Work to be completed — Would you return the complete listing below word for word?

Data records
+ + +
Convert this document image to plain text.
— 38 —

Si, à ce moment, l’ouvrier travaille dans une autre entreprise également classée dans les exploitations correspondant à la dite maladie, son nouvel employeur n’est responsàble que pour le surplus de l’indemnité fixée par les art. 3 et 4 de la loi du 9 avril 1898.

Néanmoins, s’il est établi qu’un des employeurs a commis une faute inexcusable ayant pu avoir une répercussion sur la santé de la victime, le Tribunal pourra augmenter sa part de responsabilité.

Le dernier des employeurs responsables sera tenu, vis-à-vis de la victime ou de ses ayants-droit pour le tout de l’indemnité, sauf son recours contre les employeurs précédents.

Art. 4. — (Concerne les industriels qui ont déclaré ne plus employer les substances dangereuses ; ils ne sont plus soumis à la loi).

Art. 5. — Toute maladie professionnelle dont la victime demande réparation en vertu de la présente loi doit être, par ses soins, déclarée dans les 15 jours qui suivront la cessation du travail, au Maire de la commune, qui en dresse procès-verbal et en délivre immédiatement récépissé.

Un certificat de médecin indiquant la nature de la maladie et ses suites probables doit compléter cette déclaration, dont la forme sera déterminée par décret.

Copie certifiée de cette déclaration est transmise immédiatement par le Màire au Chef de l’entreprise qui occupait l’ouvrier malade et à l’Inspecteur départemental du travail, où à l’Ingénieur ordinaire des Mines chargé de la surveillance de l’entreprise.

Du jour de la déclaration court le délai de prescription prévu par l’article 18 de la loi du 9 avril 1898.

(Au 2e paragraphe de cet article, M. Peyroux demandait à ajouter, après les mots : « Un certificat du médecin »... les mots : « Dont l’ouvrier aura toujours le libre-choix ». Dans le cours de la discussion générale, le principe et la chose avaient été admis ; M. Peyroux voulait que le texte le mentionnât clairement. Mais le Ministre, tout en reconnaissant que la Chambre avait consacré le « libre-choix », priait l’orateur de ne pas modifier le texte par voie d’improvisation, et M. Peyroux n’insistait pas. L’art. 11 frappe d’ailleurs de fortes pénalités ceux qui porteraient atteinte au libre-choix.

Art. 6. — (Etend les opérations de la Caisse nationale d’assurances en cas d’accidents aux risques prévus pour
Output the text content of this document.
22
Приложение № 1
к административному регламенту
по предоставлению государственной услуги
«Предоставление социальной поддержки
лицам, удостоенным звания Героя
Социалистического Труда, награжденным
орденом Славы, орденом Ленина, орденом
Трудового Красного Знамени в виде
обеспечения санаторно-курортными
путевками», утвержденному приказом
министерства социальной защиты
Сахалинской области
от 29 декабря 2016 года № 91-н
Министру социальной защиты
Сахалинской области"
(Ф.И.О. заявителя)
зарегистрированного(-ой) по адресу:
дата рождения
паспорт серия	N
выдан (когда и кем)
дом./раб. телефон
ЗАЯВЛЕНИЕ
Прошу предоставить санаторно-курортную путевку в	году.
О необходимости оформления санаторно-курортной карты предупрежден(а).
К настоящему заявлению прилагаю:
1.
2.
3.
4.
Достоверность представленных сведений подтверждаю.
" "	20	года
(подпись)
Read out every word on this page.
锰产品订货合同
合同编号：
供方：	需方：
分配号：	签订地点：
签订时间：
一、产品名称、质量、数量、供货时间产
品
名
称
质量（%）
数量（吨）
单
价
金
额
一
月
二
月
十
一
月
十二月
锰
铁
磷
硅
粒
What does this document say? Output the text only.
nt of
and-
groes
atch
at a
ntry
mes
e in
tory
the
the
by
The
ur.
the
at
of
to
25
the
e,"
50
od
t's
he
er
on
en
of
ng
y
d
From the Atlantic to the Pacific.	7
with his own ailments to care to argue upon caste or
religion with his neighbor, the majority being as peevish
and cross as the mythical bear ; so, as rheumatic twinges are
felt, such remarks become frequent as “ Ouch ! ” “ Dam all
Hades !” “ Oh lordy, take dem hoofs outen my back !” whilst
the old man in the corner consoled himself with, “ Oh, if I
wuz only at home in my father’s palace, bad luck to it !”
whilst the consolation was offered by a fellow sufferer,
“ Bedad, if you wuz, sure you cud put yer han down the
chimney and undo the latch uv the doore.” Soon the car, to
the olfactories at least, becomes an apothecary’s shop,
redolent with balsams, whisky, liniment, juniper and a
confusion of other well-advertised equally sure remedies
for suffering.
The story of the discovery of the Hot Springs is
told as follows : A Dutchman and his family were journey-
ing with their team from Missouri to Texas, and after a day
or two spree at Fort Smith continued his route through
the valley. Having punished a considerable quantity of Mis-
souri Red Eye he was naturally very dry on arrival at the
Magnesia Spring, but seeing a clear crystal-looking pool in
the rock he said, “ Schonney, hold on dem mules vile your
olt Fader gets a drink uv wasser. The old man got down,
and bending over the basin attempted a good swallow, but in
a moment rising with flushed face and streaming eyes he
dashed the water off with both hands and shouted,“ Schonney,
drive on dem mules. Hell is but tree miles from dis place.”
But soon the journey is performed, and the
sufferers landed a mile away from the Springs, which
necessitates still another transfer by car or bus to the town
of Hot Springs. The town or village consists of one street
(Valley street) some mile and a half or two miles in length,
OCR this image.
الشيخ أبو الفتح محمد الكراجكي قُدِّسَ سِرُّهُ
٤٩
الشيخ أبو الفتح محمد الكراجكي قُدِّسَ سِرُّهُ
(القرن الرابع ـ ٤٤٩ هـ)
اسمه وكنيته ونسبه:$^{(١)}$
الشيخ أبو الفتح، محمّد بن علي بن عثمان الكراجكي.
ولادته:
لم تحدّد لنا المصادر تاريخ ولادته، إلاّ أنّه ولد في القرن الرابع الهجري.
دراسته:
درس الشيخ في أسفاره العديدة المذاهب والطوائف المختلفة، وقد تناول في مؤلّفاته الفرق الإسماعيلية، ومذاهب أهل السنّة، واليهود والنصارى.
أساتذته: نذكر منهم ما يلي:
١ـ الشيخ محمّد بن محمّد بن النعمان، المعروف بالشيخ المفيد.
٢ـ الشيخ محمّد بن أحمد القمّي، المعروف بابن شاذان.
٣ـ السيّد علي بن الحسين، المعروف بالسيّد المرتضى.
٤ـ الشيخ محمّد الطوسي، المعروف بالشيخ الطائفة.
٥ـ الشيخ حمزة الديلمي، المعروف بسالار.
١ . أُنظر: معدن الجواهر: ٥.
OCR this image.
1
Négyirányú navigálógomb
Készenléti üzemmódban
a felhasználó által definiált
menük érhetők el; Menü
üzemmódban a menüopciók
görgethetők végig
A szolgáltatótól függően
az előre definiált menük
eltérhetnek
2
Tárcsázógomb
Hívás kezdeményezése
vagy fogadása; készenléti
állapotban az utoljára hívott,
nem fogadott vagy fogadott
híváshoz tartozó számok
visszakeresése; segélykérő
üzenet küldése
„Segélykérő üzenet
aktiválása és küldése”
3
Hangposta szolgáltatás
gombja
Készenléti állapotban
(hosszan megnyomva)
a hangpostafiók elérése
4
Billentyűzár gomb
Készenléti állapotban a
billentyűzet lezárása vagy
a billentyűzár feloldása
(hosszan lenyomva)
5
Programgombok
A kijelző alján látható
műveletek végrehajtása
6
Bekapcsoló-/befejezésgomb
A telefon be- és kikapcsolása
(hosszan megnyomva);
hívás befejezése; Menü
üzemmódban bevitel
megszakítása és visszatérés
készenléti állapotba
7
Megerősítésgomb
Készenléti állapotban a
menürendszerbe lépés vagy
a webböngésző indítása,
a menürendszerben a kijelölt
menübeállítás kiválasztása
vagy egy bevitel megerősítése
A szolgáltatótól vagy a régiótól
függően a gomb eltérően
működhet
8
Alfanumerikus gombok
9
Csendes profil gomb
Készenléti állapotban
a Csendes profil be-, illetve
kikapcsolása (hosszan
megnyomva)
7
+ + +
Response —
Convert this document image to plain text.
— 38 —

Si, à ce moment, l’ouvrier travaille dans une autre entreprise également classée dans les exploitations correspondant à la dite maladie, son nouvel employeur n’est responsàble que pour le surplus de l’indemnité fixée par les art. 3 et 4 de la loi du 9 avril 1898.

Néanmoins, s’il est établi qu’un des employeurs a commis une faute inexcusable ayant pu avoir une répercussion sur la santé de la victime, le Tribunal pourra augmenter sa part de responsabilité.

Le dernier des employeurs responsables sera tenu, vis-à-vis de la victime ou de ses ayants-droit pour le tout de l’indemnité, sauf son recours contre les employeurs précédents.

Art. 4. — (Concerne les industriels qui ont déclaré ne plus employer les substances dangereuses ; ils ne sont plus soumis à la loi).

Art. 5. — Toute maladie professionnelle dont la victime demande réparation en vertu de la présente loi doit être, par ses soins, déclarée dans les 15 jours qui suivront la cessation du travail, au Maire de la commune, qui en dresse procès-verbal et en délivre immédiatement récépissé.

Un certificat de médecin indiquant la nature de la maladie et ses suites probables doit compléter cette déclaration, dont la forme sera déterminée par décret.

Copie certifiée de cette déclaration est transmise immédiatement par le Màire au Chef de l’entreprise qui occupait l’ouvrier malade et à l’Inspecteur départemental du travail, où à l’Ingénieur ordinaire des Mines chargé de la surveillance de l’entreprise.

Du jour de la déclaration court le délai de prescription prévu par l’article 18 de la loi du 9 avril 1898.

(Au 2e paragraphe de cet article, M. Peyroux demandait à ajouter, après les mots : « Un certificat du médecin »... les mots : « Dont l’ouvrier aura toujours le libre-choix ». Dans le cours de la discussion générale, le principe et la chose avaient été admis ; M. Peyroux voulait que le texte le mentionnât clairement. Mais le Ministre, tout en reconnaissant que la Chambre avait consacré le « libre-choix », priait l’orateur de ne pas modifier le texte par voie d’improvisation, et M. Peyroux n’insistait pas. L’art. 11 frappe d’ailleurs de fortes pénalités ceux qui porteraient atteinte au libre-choix.

Art. 6. — (Etend les opérations de la Caisse nationale d’assurances en cas d’accidents aux risques prévus pour
Output the text content of this document.
22
Приложение № 1
к административному регламенту
по предоставлению государственной услуги
«Предоставление социальной поддержки
лицам, удостоенным звания Героя
Социалистического Труда, награжденным
орденом Славы, орденом Ленина, орденом
Трудового Красного Знамени в виде
обеспечения санаторно-курортными
путевками», утвержденному приказом
министерства социальной защиты
Сахалинской области
от 29 декабря 2016 года № 91-н
Министру социальной защиты
Сахалинской области"
(Ф.И.О. заявителя)
зарегистрированного(-ой) по адресу:
дата рождения
паспорт серия	N
выдан (когда и кем)
дом./раб. телефон
ЗАЯВЛЕНИЕ
Прошу предоставить санаторно-курортную путевку в	году.
О необходимости оформления санаторно-курортной карты предупрежден(а).
К настоящему заявлению прилагаю:
1.
2.
3.
4.
Достоверность представленных сведений подтверждаю.
" "	20	года
(подпись)
Read out every word on this page.
锰产品订货合同
合同编号：
供方：	需方：
分配号：	签订地点：
签订时间：
一、产品名称、质量、数量、供货时间产
品
名
称
质量（%）
数量（吨）
单
价
金
额
一
月
二
月
十
一
月
十二月
锰
铁
磷
硅
粒
What does this document say? Output the text only.
nt of
and-
groes
atch
at a
ntry
mes
e in
tory
the
the
by
The
ur.
the
at
of
to
25
the
e,"
50
od
t's
he
er
on
en
of
ng
y
d
From the Atlantic to the Pacific.	7
with his own ailments to care to argue upon caste or
religion with his neighbor, the majority being as peevish
and cross as the mythical bear ; so, as rheumatic twinges are
felt, such remarks become frequent as “ Ouch ! ” “ Dam all
Hades !” “ Oh lordy, take dem hoofs outen my back !” whilst
the old man in the corner consoled himself with, “ Oh, if I
wuz only at home in my father’s palace, bad luck to it !”
whilst the consolation was offered by a fellow sufferer,
“ Bedad, if you wuz, sure you cud put yer han down the
chimney and undo the latch uv the doore.” Soon the car, to
the olfactories at least, becomes an apothecary’s shop,
redolent with balsams, whisky, liniment, juniper and a
confusion of other well-advertised equally sure remedies
for suffering.
The story of the discovery of the Hot Springs is
told as follows : A Dutchman and his family were journey-
ing with their team from Missouri to Texas, and after a day
or two spree at Fort Smith continued his route through
the valley. Having punished a considerable quantity of Mis-
souri Red Eye he was naturally very dry on arrival at the
Magnesia Spring, but seeing a clear crystal-looking pool in
the rock he said, “ Schonney, hold on dem mules vile your
olt Fader gets a drink uv wasser. The old man got down,
and bending over the basin attempted a good swallow, but in
a moment rising with flushed face and streaming eyes he
dashed the water off with both hands and shouted,“ Schonney,
drive on dem mules. Hell is but tree miles from dis place.”
But soon the journey is performed, and the
sufferers landed a mile away from the Springs, which
necessitates still another transfer by car or bus to the town
of Hot Springs. The town or village consists of one street
(Valley street) some mile and a half or two miles in length,
OCR this image.
الشيخ أبو الفتح محمد الكراجكي قُدِّسَ سِرُّهُ
٤٩
الشيخ أبو الفتح محمد الكراجكي قُدِّسَ سِرُّهُ
(القرن الرابع ـ ٤٤٩ هـ)
اسمه وكنيته ونسبه:$^{(١)}$
الشيخ أبو الفتح، محمّد بن علي بن عثمان الكراجكي.
ولادته:
لم تحدّد لنا المصادر تاريخ ولادته، إلاّ أنّه ولد في القرن الرابع الهجري.
دراسته:
درس الشيخ في أسفاره العديدة المذاهب والطوائف المختلفة، وقد تناول في مؤلّفاته الفرق الإسماعيلية، ومذاهب أهل السنّة، واليهود والنصارى.
أساتذته: نذكر منهم ما يلي:
١ـ الشيخ محمّد بن محمّد بن النعمان، المعروف بالشيخ المفيد.
٢ـ الشيخ محمّد بن أحمد القمّي، المعروف بابن شاذان.
٣ـ السيّد علي بن الحسين، المعروف بالسيّد المرتضى.
٤ـ الشيخ محمّد الطوسي، المعروف بالشيخ الطائفة.
٥ـ الشيخ حمزة الديلمي، المعروف بسالار.
١ . أُنظر: معدن الجواهر: ٥.
OCR this image.
1
Négyirányú navigálógomb
Készenléti üzemmódban
a felhasználó által definiált
menük érhetők el; Menü
üzemmódban a menüopciók
görgethetők végig
A szolgáltatótól függően
az előre definiált menük
eltérhetnek
2
Tárcsázógomb
Hívás kezdeményezése
vagy fogadása; készenléti
állapotban az utoljára hívott,
nem fogadott vagy fogadott
híváshoz tartozó számok
visszakeresése; segélykérő
üzenet küldése
„Segélykérő üzenet
aktiválása és küldése”
3
Hangposta szolgáltatás
gombja
Készenléti állapotban
(hosszan megnyomva)
a hangpostafiók elérése
4
Billentyűzár gomb
Készenléti állapotban a
billentyűzet lezárása vagy
a billentyűzár feloldása
(hosszan lenyomva)
5
Programgombok
A kijelző alján látható
műveletek végrehajtása
6
Bekapcsoló-/befejezésgomb
A telefon be- és kikapcsolása
(hosszan megnyomva);
hívás befejezése; Menü
üzemmódban bevitel
megszakítása és visszatérés
készenléti állapotba
7
Megerősítésgomb
Készenléti állapotban a
menürendszerbe lépés vagy
a webböngésző indítása,
a menürendszerben a kijelölt
menübeállítás kiválasztása
vagy egy bevitel megerősítése
A szolgáltatótól vagy a régiótól
függően a gomb eltérően
működhet
8
Alfanumerikus gombok
9
Csendes profil gomb
Készenléti állapotban
a Csendes profil be-, illetve
kikapcsolása (hosszan
megnyomva)
7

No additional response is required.